# [Task statement]
Look through the records, and whenever a line includes the word "Orthopaedic", copy it.

........

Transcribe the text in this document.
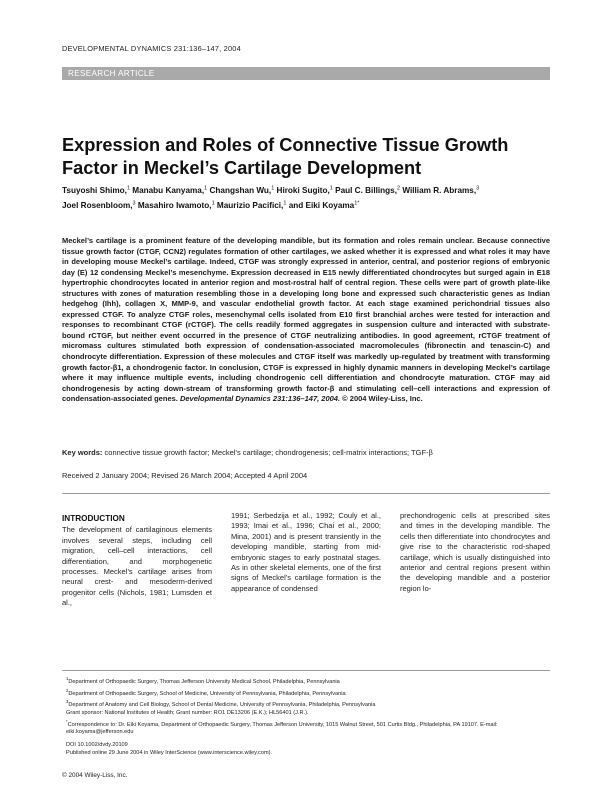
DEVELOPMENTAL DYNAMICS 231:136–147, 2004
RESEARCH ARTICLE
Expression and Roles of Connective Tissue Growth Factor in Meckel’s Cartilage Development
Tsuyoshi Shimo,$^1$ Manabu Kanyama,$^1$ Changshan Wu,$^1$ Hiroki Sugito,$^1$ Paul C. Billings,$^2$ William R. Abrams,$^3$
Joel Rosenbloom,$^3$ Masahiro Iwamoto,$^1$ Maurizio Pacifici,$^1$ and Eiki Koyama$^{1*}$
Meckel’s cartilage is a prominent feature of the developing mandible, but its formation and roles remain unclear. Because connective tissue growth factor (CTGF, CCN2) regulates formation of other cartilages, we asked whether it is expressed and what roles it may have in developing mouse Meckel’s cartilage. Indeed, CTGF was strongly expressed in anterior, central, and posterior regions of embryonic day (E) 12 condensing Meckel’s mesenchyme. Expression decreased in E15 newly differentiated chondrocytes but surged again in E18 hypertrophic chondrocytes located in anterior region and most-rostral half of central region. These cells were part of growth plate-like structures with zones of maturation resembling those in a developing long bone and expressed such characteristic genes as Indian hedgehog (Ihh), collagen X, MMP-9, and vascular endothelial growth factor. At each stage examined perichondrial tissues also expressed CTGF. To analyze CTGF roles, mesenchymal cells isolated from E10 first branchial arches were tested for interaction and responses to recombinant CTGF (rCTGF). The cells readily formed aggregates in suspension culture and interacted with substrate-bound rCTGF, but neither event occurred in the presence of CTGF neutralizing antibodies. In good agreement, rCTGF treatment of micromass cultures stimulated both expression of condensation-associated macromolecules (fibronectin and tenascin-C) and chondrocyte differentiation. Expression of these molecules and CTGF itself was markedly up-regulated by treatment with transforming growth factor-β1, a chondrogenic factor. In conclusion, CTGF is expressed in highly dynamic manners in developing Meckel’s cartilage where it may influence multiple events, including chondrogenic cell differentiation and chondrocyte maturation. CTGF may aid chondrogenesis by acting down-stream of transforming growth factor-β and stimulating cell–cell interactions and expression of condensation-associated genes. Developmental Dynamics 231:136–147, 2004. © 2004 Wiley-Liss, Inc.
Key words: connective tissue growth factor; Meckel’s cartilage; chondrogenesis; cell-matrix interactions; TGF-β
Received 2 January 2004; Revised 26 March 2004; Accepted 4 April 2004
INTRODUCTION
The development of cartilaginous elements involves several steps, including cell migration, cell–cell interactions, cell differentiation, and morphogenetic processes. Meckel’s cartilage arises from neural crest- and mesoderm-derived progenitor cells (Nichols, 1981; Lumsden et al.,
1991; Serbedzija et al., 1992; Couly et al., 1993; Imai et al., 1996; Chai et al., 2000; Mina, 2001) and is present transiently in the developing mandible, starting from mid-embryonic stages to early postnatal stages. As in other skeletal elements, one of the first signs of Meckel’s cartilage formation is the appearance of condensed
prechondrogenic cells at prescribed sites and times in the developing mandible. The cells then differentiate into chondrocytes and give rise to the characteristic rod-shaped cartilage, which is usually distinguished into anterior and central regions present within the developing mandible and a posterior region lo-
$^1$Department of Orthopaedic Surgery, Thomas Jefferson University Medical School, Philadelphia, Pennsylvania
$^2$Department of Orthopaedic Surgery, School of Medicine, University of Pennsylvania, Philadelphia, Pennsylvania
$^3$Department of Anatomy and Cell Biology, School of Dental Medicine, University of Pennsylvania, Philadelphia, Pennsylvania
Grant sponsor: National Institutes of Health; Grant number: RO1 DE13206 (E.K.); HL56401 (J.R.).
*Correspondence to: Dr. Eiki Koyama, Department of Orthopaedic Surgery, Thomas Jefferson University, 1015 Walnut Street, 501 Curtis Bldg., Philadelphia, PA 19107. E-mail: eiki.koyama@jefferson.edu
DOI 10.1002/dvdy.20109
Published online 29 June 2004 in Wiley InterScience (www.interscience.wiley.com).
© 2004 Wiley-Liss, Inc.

........

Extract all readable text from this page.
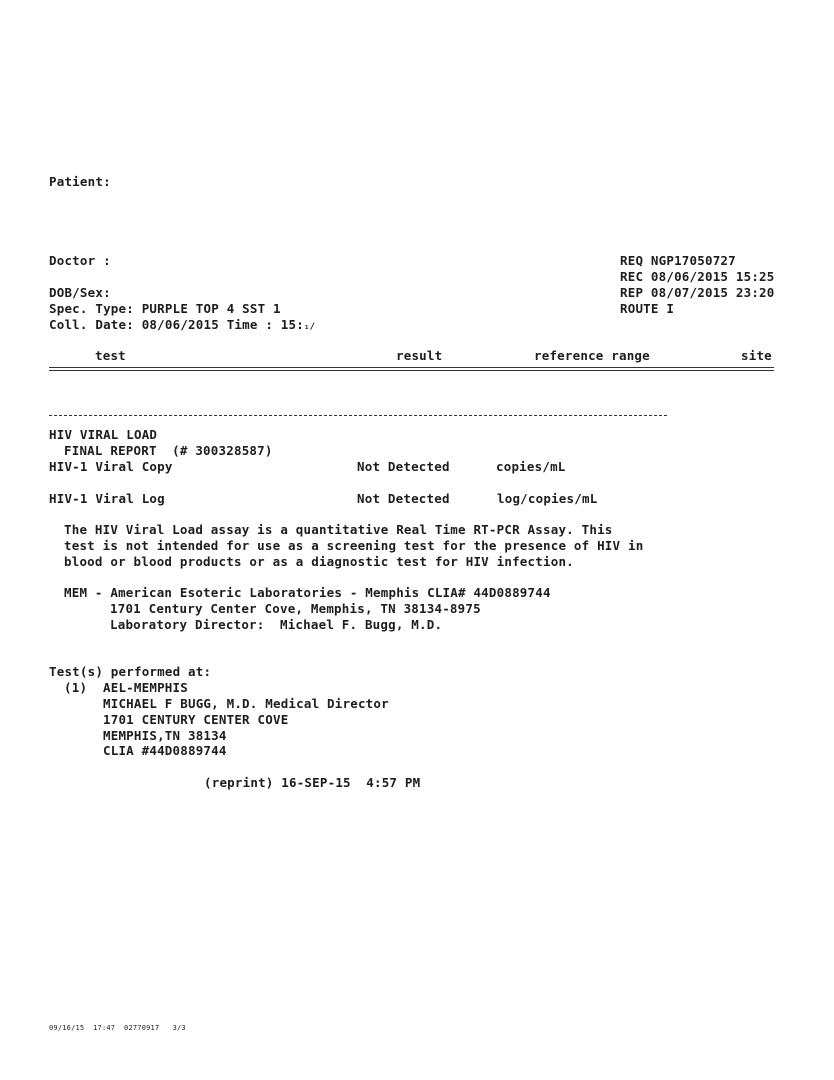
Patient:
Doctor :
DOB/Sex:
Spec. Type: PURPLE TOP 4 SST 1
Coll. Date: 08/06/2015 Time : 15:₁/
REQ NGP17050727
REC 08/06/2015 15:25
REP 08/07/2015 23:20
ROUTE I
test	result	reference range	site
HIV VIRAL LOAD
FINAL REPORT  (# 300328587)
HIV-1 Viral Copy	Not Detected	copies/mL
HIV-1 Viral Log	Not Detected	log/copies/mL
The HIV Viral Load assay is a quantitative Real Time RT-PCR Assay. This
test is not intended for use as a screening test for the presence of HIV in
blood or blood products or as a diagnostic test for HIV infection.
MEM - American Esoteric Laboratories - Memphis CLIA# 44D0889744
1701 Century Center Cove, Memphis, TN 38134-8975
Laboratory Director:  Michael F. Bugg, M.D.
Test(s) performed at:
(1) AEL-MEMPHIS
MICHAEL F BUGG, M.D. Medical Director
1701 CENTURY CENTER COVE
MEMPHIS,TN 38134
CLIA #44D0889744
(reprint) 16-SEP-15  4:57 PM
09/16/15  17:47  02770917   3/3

........

# [Solution for this exercise]
$^1$Department of Orthopaedic Surgery, Thomas Jefferson University Medical School, Philadelphia, Pennsylvania
$^2$Department of Orthopaedic Surgery, School of Medicine, University of Pennsylvania, Philadelphia, Pennsylvania
*Correspondence to: Dr. Eiki Koyama, Department of Orthopaedic Surgery, Thomas Jefferson University, 1015 Walnut Street, 501 Curtis Bldg., Philadelphia, PA 19107. E-mail: eiki.koyama@jefferson.edu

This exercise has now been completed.